* _Written request_:
Find every line in the records below that contains the word "this", and copy each such line.

* _Input data_:

start

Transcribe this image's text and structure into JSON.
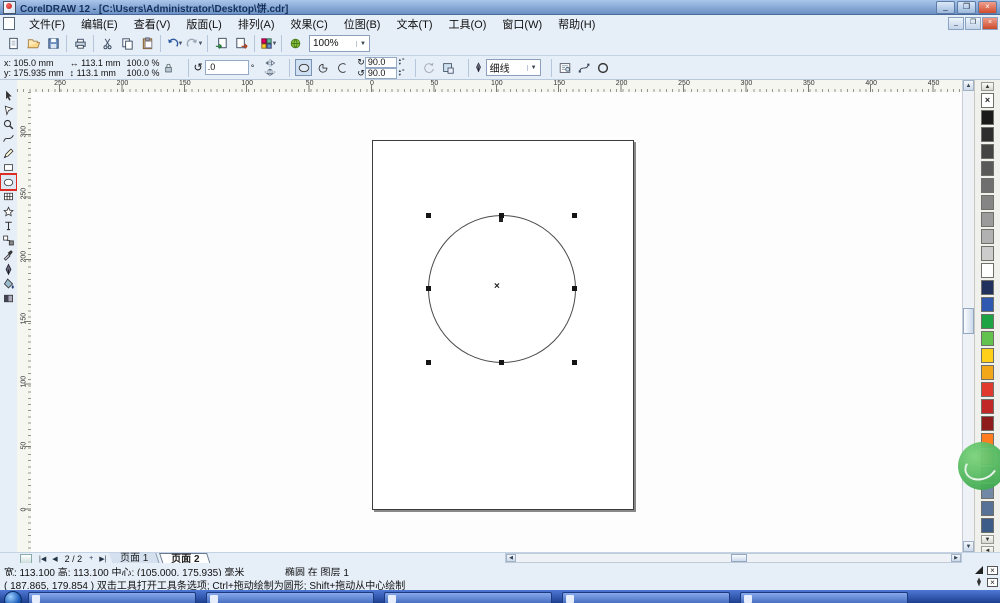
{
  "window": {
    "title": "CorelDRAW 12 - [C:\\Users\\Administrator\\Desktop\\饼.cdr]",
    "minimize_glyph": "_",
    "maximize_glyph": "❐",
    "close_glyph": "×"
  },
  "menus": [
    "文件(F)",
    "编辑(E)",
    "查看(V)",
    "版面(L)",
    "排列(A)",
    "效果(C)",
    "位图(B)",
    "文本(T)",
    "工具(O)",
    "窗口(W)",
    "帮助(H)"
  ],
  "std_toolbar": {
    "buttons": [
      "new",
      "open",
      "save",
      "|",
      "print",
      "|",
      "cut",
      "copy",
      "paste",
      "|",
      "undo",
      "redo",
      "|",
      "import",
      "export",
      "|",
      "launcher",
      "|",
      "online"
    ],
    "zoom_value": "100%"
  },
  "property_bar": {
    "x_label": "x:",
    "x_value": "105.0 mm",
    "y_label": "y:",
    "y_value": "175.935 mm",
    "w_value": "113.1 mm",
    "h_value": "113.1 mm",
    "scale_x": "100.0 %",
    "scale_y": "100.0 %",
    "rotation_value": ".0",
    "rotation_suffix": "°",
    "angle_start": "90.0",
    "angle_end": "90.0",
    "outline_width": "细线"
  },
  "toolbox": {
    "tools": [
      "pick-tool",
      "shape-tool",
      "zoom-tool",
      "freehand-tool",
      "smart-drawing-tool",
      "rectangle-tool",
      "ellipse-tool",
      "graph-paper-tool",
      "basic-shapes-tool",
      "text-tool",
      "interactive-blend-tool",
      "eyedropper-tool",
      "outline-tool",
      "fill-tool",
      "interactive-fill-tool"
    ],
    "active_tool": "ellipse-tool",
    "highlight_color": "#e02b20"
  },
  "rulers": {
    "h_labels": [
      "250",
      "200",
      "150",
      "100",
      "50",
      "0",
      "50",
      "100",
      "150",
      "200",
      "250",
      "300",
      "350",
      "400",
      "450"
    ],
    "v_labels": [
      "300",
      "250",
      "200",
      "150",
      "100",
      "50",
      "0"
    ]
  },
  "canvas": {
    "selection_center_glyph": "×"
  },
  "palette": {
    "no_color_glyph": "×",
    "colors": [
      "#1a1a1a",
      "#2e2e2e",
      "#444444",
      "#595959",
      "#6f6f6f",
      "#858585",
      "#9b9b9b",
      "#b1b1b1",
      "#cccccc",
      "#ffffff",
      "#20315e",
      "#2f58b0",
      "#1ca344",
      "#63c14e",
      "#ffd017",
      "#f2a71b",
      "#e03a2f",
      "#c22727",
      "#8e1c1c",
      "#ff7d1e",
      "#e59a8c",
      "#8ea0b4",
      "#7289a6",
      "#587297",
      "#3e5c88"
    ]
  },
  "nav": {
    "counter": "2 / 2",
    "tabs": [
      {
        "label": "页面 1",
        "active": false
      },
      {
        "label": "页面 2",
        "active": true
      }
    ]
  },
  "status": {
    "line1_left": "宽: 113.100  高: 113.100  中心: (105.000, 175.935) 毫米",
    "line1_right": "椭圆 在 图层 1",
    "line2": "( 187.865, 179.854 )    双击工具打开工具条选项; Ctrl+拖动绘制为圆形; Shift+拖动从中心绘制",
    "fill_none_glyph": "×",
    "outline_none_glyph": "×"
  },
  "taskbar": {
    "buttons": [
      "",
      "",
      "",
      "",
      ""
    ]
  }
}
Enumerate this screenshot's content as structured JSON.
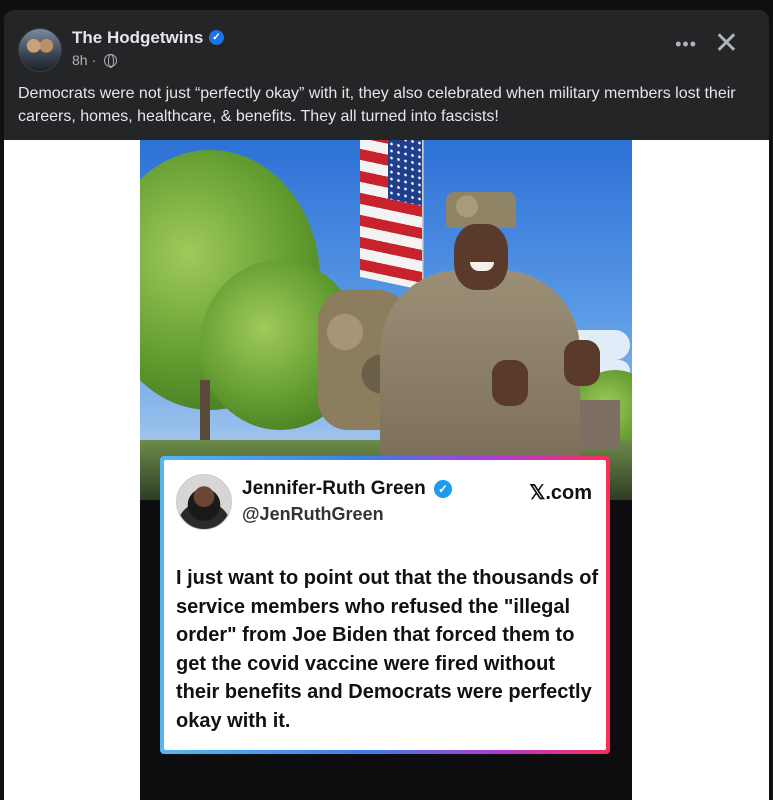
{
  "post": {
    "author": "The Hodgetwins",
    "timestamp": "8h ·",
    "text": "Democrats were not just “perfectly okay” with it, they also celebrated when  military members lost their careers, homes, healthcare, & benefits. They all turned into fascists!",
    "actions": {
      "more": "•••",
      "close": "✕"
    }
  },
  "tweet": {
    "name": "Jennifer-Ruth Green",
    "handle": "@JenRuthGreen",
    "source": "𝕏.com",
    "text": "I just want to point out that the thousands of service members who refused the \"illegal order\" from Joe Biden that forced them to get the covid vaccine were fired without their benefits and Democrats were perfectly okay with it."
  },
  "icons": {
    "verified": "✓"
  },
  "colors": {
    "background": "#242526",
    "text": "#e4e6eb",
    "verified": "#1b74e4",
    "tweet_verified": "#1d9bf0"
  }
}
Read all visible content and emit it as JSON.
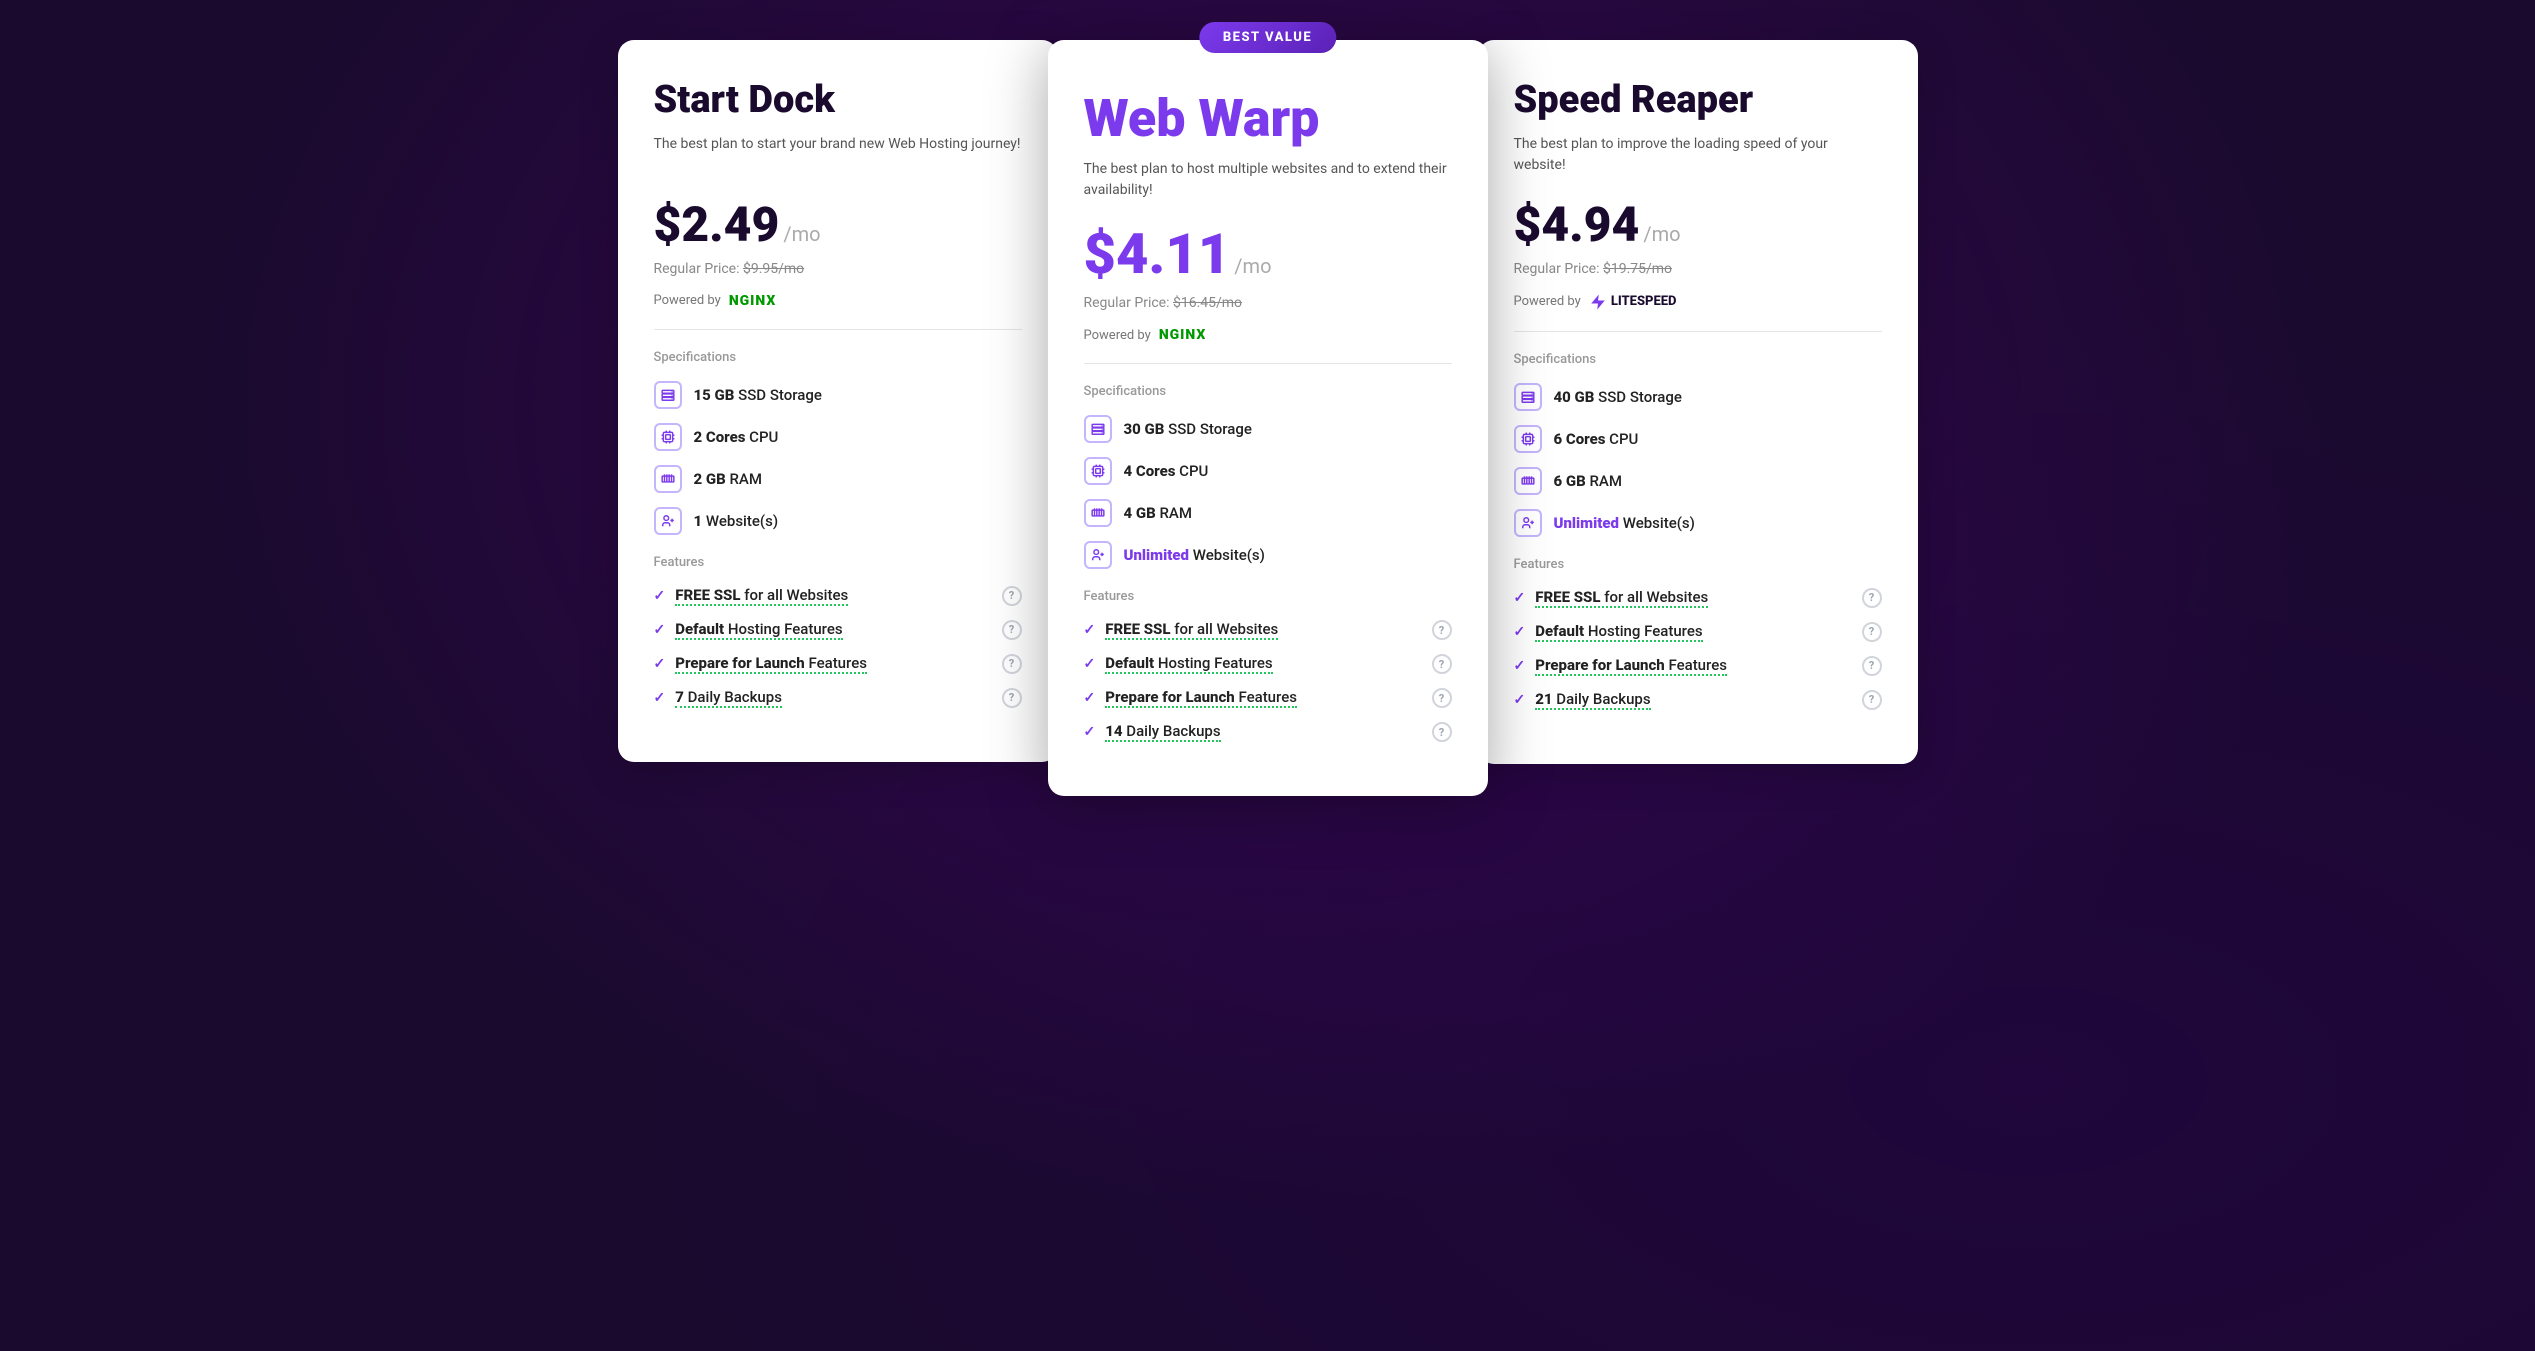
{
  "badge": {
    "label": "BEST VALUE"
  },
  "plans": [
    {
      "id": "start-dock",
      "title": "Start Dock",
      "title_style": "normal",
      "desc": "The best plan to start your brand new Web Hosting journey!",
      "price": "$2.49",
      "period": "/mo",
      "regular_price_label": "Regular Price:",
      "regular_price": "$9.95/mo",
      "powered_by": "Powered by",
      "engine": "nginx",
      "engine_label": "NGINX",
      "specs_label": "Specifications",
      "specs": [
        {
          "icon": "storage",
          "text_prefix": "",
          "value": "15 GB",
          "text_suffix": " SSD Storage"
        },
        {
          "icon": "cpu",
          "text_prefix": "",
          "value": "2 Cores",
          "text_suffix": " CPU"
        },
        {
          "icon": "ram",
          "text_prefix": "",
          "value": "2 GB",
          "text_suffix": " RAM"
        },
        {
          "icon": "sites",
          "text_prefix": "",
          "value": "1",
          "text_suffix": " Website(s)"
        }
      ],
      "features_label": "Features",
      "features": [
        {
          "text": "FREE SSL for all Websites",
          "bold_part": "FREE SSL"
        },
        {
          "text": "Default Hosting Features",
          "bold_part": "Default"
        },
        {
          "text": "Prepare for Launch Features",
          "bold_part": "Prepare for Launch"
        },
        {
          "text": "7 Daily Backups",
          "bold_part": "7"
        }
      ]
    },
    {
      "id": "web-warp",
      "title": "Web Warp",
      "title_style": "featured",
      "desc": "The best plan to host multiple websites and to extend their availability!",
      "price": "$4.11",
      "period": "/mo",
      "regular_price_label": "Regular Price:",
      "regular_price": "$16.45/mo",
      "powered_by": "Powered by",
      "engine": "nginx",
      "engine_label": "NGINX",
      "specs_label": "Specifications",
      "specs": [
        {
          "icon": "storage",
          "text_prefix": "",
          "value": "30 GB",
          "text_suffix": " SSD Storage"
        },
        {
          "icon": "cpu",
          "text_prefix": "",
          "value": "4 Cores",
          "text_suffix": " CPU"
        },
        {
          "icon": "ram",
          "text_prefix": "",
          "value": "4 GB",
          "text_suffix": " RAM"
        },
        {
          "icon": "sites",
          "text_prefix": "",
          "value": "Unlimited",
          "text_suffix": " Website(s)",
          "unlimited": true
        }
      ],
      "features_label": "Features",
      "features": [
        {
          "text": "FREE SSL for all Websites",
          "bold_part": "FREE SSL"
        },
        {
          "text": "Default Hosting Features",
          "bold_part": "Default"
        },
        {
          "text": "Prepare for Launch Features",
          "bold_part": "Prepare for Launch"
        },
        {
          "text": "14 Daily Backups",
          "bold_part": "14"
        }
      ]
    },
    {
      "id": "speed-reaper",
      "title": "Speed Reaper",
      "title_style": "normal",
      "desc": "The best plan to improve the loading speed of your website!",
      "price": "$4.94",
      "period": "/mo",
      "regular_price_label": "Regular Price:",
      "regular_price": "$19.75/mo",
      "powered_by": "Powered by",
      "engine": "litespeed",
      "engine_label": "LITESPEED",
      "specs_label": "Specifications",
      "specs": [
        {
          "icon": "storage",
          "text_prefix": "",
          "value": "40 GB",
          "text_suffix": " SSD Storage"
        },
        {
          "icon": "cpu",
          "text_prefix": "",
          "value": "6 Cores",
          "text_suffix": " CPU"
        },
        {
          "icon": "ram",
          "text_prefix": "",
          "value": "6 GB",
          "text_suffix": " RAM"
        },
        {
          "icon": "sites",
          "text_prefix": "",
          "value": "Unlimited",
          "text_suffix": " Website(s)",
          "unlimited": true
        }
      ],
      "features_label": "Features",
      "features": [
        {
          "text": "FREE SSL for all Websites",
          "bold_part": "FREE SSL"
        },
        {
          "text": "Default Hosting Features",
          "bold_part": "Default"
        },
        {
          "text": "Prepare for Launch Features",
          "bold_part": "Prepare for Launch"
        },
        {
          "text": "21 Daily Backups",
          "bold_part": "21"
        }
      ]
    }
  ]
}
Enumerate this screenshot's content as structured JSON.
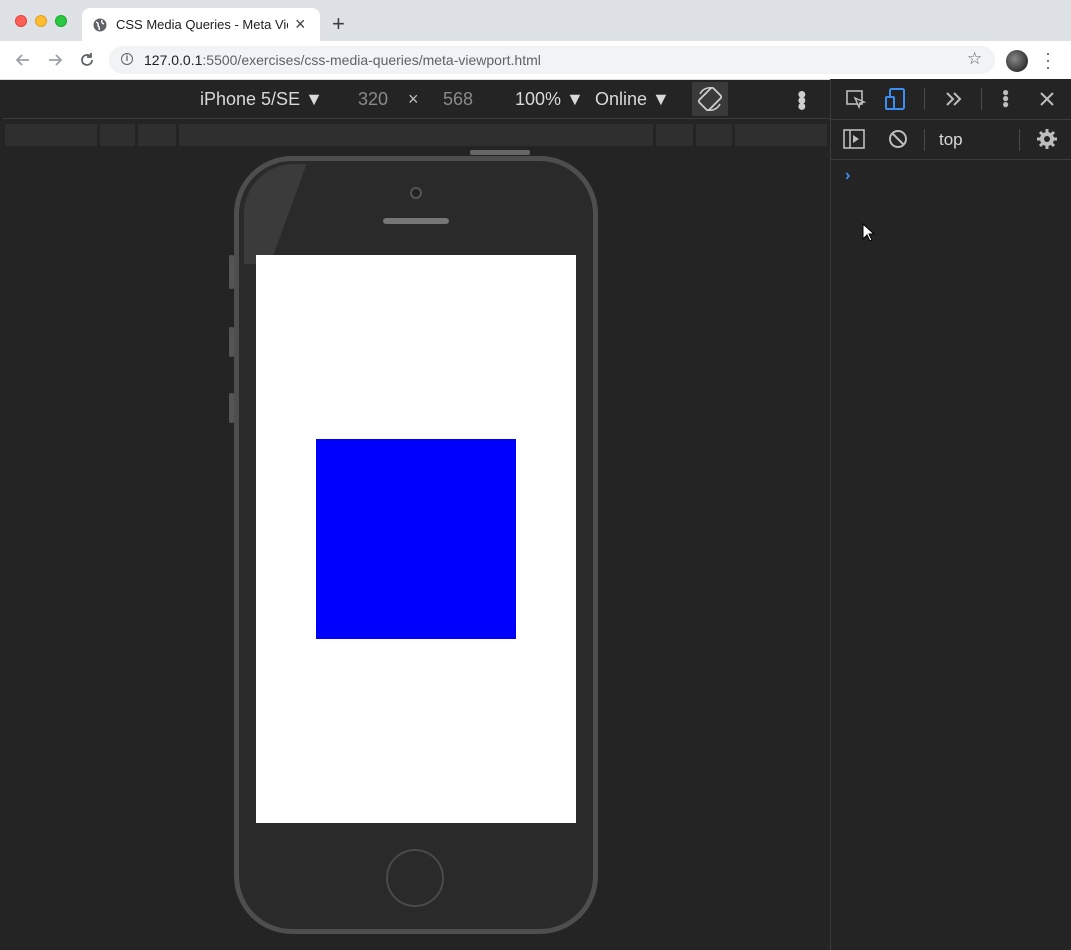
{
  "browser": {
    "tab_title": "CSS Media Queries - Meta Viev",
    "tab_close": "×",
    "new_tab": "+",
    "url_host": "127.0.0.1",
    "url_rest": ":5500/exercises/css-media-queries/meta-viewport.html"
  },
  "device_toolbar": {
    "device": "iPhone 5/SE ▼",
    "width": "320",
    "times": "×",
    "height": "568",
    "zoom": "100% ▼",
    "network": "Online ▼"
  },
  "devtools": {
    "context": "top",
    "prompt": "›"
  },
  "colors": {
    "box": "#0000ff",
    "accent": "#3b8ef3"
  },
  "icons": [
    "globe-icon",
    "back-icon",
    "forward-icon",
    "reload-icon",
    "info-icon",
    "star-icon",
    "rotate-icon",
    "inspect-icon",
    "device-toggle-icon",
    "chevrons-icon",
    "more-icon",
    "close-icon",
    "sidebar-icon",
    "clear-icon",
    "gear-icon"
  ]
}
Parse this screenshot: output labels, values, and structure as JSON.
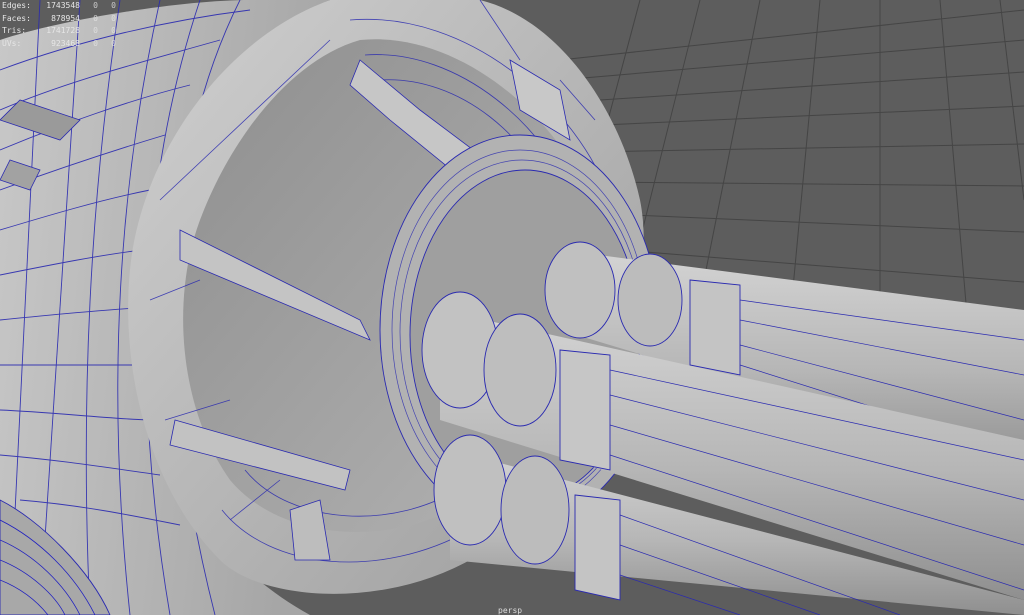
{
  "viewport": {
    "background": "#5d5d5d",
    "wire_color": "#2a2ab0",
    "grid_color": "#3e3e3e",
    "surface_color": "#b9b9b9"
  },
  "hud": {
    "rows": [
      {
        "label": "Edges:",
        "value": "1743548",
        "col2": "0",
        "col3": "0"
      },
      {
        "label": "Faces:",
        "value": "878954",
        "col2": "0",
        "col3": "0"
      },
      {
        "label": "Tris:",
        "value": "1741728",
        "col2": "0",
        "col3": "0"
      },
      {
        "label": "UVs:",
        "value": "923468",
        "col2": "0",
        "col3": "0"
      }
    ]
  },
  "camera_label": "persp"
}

end

* _Answer_:
Transcribe this image's text and structure into JSON.
Enumerate this screenshot's content as structured JSON.
Enumerate this screenshot's content as structured JSON.
Parse this screenshot: output labels, values, and structure as JSON.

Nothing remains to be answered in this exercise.